§ WRITTEN INSTRUCTION
Search the data for the string "Responded" and gather each line it is in.

### DATA SHOWN

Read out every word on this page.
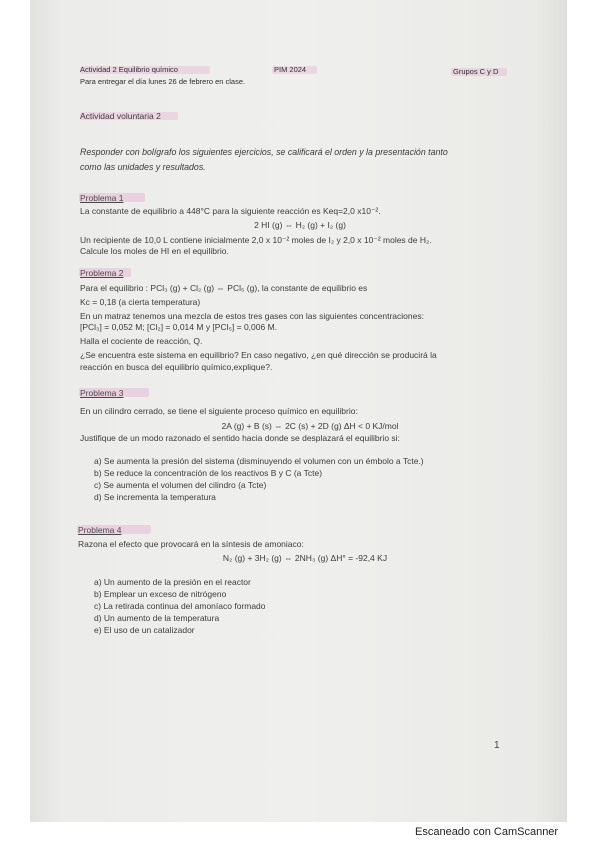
Actividad 2 Equilibrio químico	PIM 2024	Grupos C y D
Para entregar el día lunes 26 de febrero en clase.
Actividad voluntaria 2
Responder con bolígrafo los siguientes ejercicios, se calificará el orden y la presentación tanto
como las unidades y resultados.
Problema 1
La constante de equilibrio a 448°C para la siguiente reacción es Keq=2,0 x10⁻².
2 HI (g) ⇔ H₂ (g) + I₂ (g)
Un recipiente de 10,0 L contiene inicialmente 2,0 x 10⁻² moles de I₂ y 2,0 x 10⁻² moles de H₂.
Calcule los moles de HI en el equilibrio.
Problema 2
Para el equilibrio : PCl₃ (g) + Cl₂ (g) ⇔ PCl₅ (g), la constante de equilibrio es
Kc = 0,18 (a cierta temperatura)
En un matraz tenemos una mezcla de estos tres gases con las siguientes concentraciones:
[PCl₃] = 0,052 M; [Cl₂] = 0,014 M y [PCl₅] = 0,006 M.
Halla el cociente de reacción, Q.
¿Se encuentra este sistema en equilibrio? En caso negativo, ¿en qué dirección se producirá la
reacción en busca del equilibrio químico,explique?.
Problema 3
En un cilindro cerrado, se tiene el siguiente proceso químico en equilibrio:
2A (g) + B (s) ⇔ 2C (s) + 2D (g) ΔH < 0 KJ/mol
Justifique de un modo razonado el sentido hacia donde se desplazará el equilibrio si:
a) Se aumenta la presión del sistema (disminuyendo el volumen con un émbolo a Tcte.)
b) Se reduce la concentración de los reactivos B y C (a Tcte)
c) Se aumenta el volumen del cilindro (a Tcte)
d) Se incrementa la temperatura
Problema 4
Razona el efecto que provocará en la síntesis de amoniaco:
N₂ (g) + 3H₂ (g) ⇔ 2NH₃ (g) ΔH° = -92,4 KJ
a) Un aumento de la presión en el reactor
b) Emplear un exceso de nitrógeno
c) La retirada continua del amoníaco formado
d) Un aumento de la temperatura
e) El uso de un catalizador
1
Escaneado con CamScanner
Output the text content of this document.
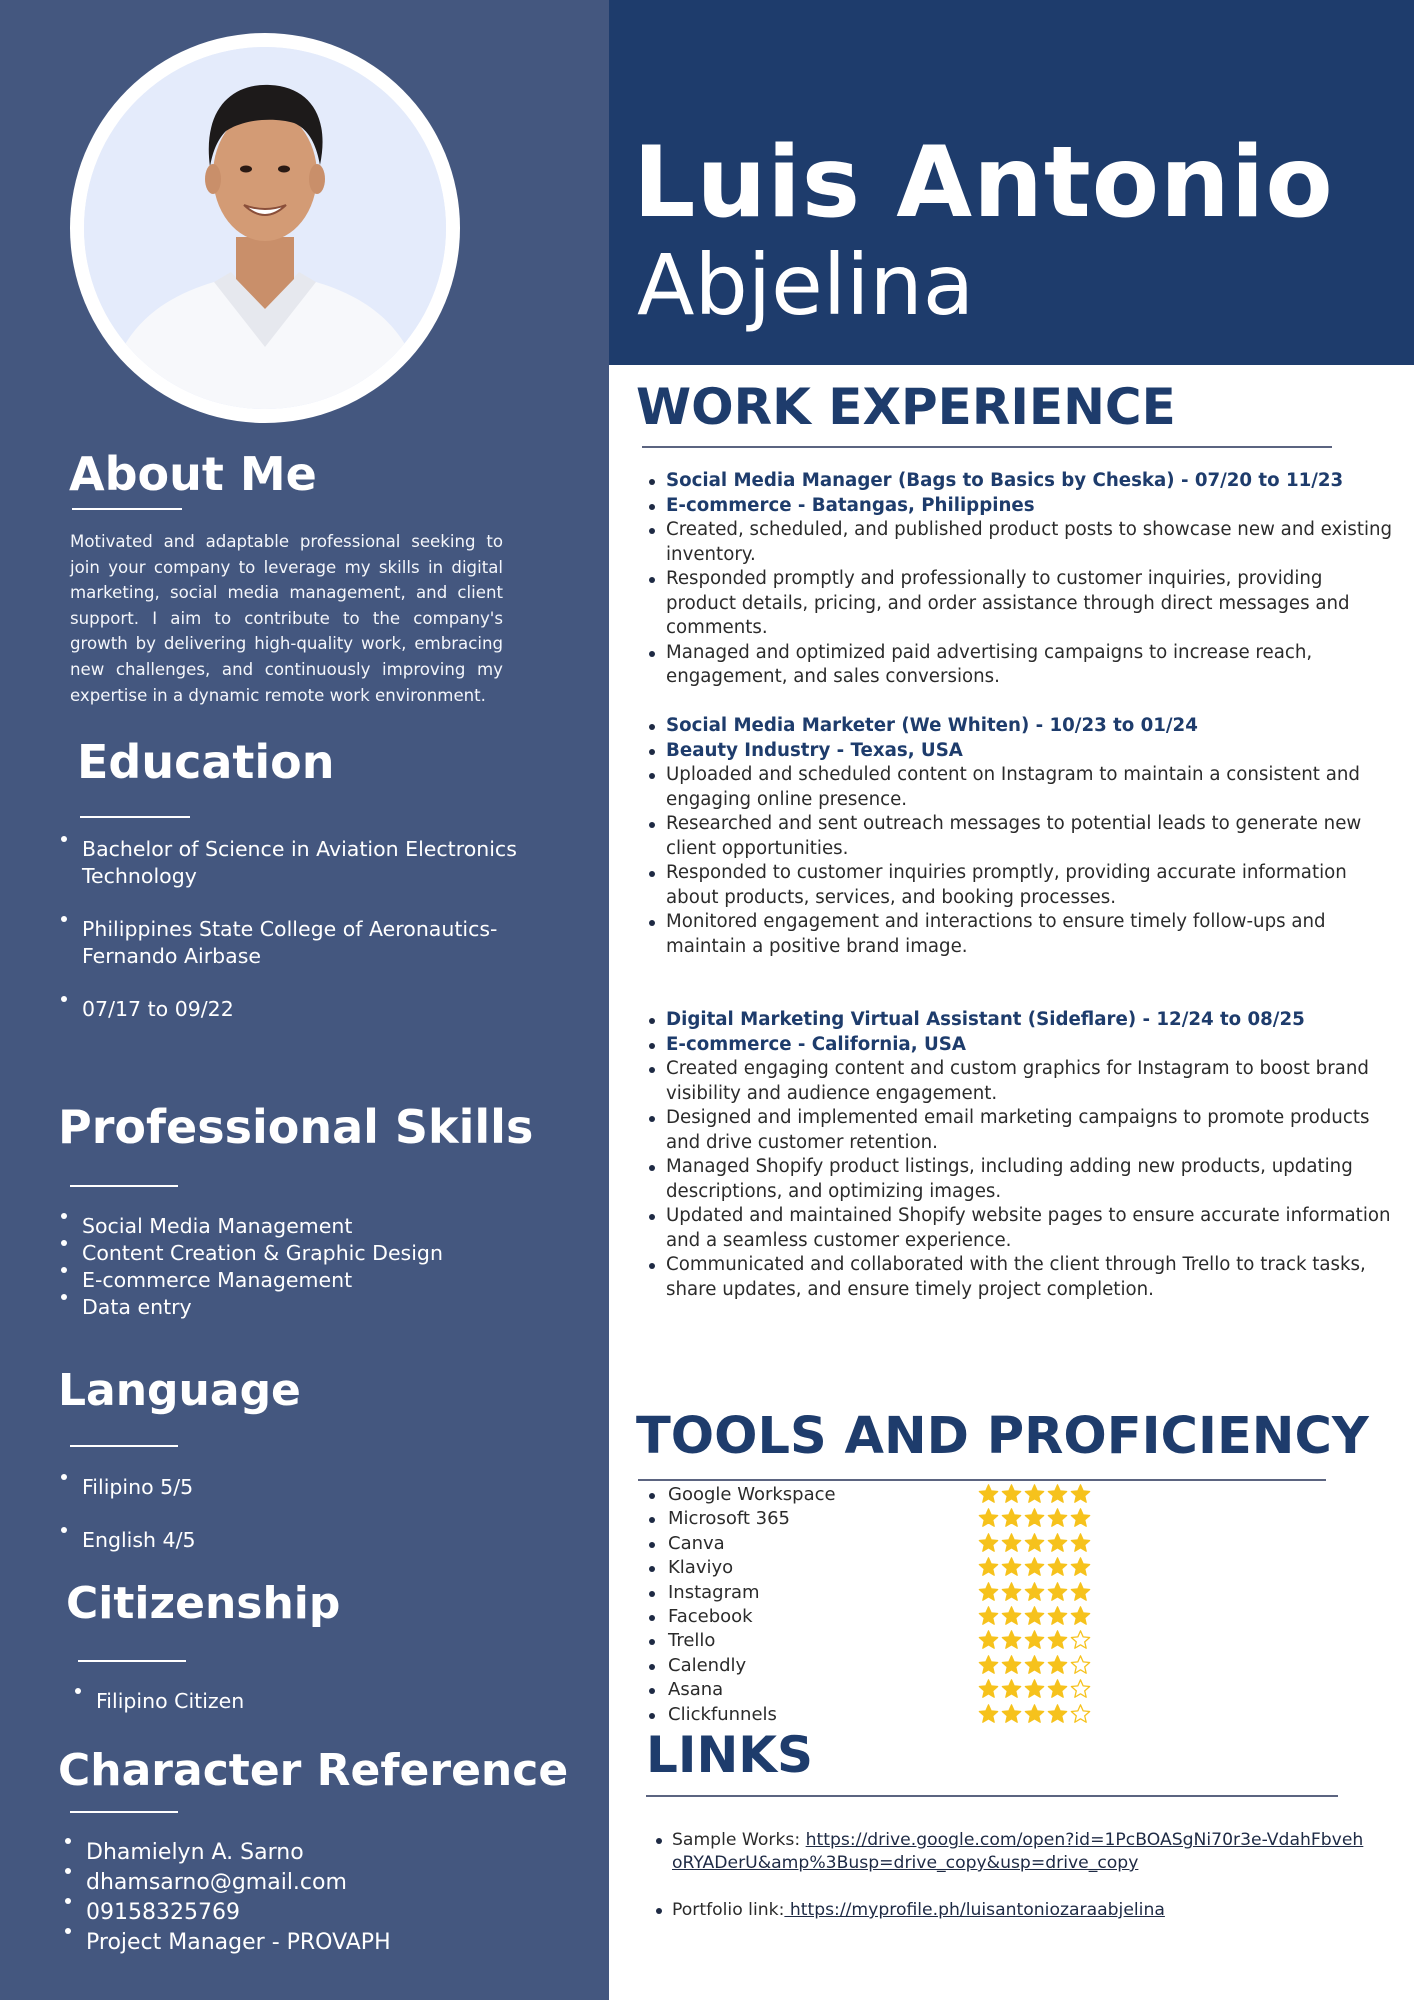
About Me

Motivated and adaptable professional seeking to join your company to leverage my skills in digital marketing, social media management, and client support. I aim to contribute to the company's growth by delivering high-quality work, embracing new challenges, and continuously improving my expertise in a dynamic remote work environment.

Education
Bachelor of Science in Aviation Electronics Technology
Philippines State College of Aeronautics- Fernando Airbase
07/17 to 09/22
Professional Skills
Social Media Management
Content Creation & Graphic Design
E-commerce Management
Data entry
Language
Filipino 5/5
English 4/5
Citizenship
Filipino Citizen
Character Reference
Dhamielyn A. Sarno
dhamsarno@gmail.com
09158325769
Project Manager - PROVAPH
Luis Antonio
Abjelina
WORK EXPERIENCE
Social Media Manager (Bags to Basics by Cheska) - 07/20 to 11/23
E-commerce - Batangas, Philippines
Created, scheduled, and published product posts to showcase new and existing inventory.
Responded promptly and professionally to customer inquiries, providing product details, pricing, and order assistance through direct messages and comments.
Managed and optimized paid advertising campaigns to increase reach, engagement, and sales conversions.
Social Media Marketer (We Whiten) - 10/23 to 01/24
Beauty Industry - Texas, USA
Uploaded and scheduled content on Instagram to maintain a consistent and engaging online presence.
Researched and sent outreach messages to potential leads to generate new client opportunities.
Responded to customer inquiries promptly, providing accurate information about products, services, and booking processes.
Monitored engagement and interactions to ensure timely follow-ups and maintain a positive brand image.
Digital Marketing Virtual Assistant (Sideflare) - 12/24 to 08/25
E-commerce - California, USA
Created engaging content and custom graphics for Instagram to boost brand visibility and audience engagement.
Designed and implemented email marketing campaigns to promote products and drive customer retention.
Managed Shopify product listings, including adding new products, updating descriptions, and optimizing images.
Updated and maintained Shopify website pages to ensure accurate information and a seamless customer experience.
Communicated and collaborated with the client through Trello to track tasks, share updates, and ensure timely project completion.
TOOLS AND PROFICIENCY
Google Workspace
Microsoft 365
Canva
Klaviyo
Instagram
Facebook
Trello
Calendly
Asana
Clickfunnels
LINKS
Sample Works: https://drive.google.com/open?id=1PcBOASgNi70r3e-VdahFbvehoRYADerU&amp%3Busp=drive_copy&usp=drive_copy
Portfolio link: https://myprofile.ph/luisantoniozaraabjelina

######

§ THE RESULT
Responded promptly and professionally to customer inquiries, providing product details, pricing, and order assistance through direct messages and comments.
Responded to customer inquiries promptly, providing accurate information about products, services, and booking processes.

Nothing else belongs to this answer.